Task to carry out => Filter the entries, keeping every line with the word "title".

Task data =>

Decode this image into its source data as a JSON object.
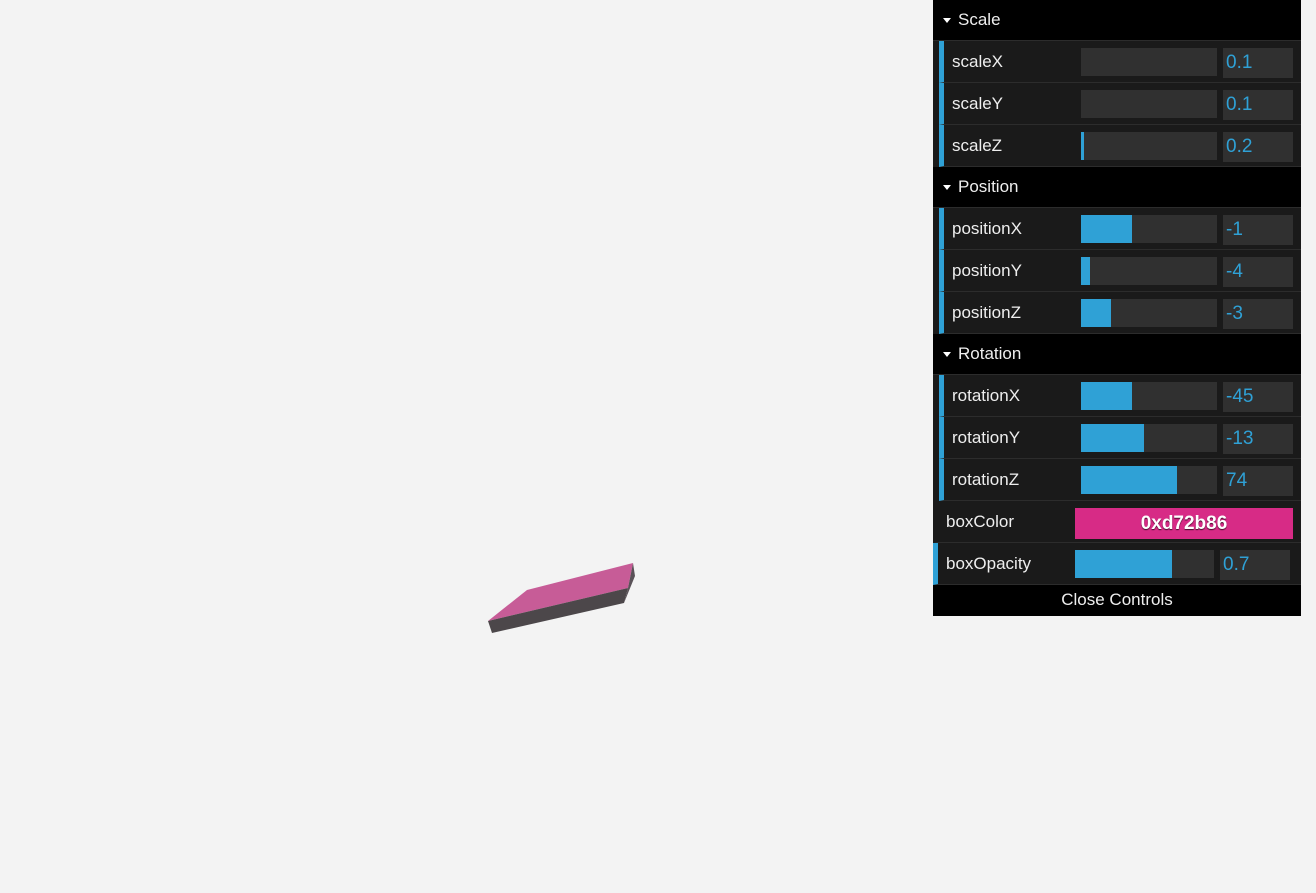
{
  "colors": {
    "background": "#f3f3f3",
    "accent": "#2fa1d6",
    "box_top": "#c75c97",
    "box_front": "#4c474a",
    "box_side": "#5a5258"
  },
  "gui": {
    "folders": [
      {
        "title": "Scale",
        "controllers": [
          {
            "label": "scaleX",
            "value": "0.1",
            "fraction": 0.0
          },
          {
            "label": "scaleY",
            "value": "0.1",
            "fraction": 0.0
          },
          {
            "label": "scaleZ",
            "value": "0.2",
            "fraction": 0.015
          }
        ]
      },
      {
        "title": "Position",
        "controllers": [
          {
            "label": "positionX",
            "value": "-1",
            "fraction": 0.375
          },
          {
            "label": "positionY",
            "value": "-4",
            "fraction": 0.065
          },
          {
            "label": "positionZ",
            "value": "-3",
            "fraction": 0.22
          }
        ]
      },
      {
        "title": "Rotation",
        "controllers": [
          {
            "label": "rotationX",
            "value": "-45",
            "fraction": 0.375
          },
          {
            "label": "rotationY",
            "value": "-13",
            "fraction": 0.465
          },
          {
            "label": "rotationZ",
            "value": "74",
            "fraction": 0.705
          }
        ]
      }
    ],
    "boxColor": {
      "label": "boxColor",
      "value": "0xd72b86",
      "hex": "#d72b86"
    },
    "boxOpacity": {
      "label": "boxOpacity",
      "value": "0.7",
      "fraction": 0.7
    },
    "close_label": "Close Controls"
  }
}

Exercise solution =>
        "title": "Scale",
        "title": "Position",
        "title": "Rotation",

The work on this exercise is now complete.